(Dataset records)
-*-

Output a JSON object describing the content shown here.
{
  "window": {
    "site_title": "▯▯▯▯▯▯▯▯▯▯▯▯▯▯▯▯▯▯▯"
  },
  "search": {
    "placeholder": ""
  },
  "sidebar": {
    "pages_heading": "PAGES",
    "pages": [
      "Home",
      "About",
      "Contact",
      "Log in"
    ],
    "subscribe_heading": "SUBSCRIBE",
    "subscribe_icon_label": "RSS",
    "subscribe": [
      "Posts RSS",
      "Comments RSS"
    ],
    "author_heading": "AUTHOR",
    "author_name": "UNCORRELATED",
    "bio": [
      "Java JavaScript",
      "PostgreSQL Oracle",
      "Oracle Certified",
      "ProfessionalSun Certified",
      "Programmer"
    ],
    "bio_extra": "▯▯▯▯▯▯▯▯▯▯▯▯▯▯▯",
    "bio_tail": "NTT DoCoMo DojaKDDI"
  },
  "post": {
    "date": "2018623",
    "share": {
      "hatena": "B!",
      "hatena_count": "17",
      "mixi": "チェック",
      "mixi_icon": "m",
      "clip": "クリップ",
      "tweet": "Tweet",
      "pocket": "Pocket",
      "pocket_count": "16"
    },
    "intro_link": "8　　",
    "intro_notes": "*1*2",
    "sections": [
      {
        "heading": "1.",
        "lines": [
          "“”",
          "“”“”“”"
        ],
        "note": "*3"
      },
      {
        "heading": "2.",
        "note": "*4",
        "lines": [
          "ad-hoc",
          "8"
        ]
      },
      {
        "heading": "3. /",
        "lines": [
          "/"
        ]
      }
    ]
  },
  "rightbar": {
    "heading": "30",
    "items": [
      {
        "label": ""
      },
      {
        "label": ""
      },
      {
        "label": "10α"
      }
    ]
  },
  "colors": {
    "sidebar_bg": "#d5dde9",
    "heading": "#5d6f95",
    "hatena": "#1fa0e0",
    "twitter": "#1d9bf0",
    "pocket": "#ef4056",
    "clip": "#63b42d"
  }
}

-*-

◆ Given task
Take the lines above and retype all of them exactly.

◆ Solved exercise
Output a JSON object describing the content shown here.
{
  "window": {
    "site_title": "▯▯▯▯▯▯▯▯▯▯▯▯▯▯▯▯▯▯▯"
  },
  "search": {
    "placeholder": ""
  },
  "sidebar": {
    "pages_heading": "PAGES",
    "pages": [
      "Home",
      "About",
      "Contact",
      "Log in"
    ],
    "subscribe_heading": "SUBSCRIBE",
    "subscribe_icon_label": "RSS",
    "subscribe": [
      "Posts RSS",
      "Comments RSS"
    ],
    "author_heading": "AUTHOR",
    "author_name": "UNCORRELATED",
    "bio": [
      "Java JavaScript",
      "PostgreSQL Oracle",
      "Oracle Certified",
      "ProfessionalSun Certified",
      "Programmer"
    ],
    "bio_extra": "▯▯▯▯▯▯▯▯▯▯▯▯▯▯▯",
    "bio_tail": "NTT DoCoMo DojaKDDI"
  },
  "post": {
    "date": "2018623",
    "share": {
      "hatena": "B!",
      "hatena_count": "17",
      "mixi": "チェック",
      "mixi_icon": "m",
      "clip": "クリップ",
      "tweet": "Tweet",
      "pocket": "Pocket",
      "pocket_count": "16"
    },
    "intro_link": "8　　",
    "intro_notes": "*1*2",
    "sections": [
      {
        "heading": "1.",
        "lines": [
          "“”",
          "“”“”“”"
        ],
        "note": "*3"
      },
      {
        "heading": "2.",
        "note": "*4",
        "lines": [
          "ad-hoc",
          "8"
        ]
      },
      {
        "heading": "3. /",
        "lines": [
          "/"
        ]
      }
    ]
  },
  "rightbar": {
    "heading": "30",
    "items": [
      {
        "label": ""
      },
      {
        "label": ""
      },
      {
        "label": "10α"
      }
    ]
  },
  "colors": {
    "sidebar_bg": "#d5dde9",
    "heading": "#5d6f95",
    "hatena": "#1fa0e0",
    "twitter": "#1d9bf0",
    "pocket": "#ef4056",
    "clip": "#63b42d"
  }
}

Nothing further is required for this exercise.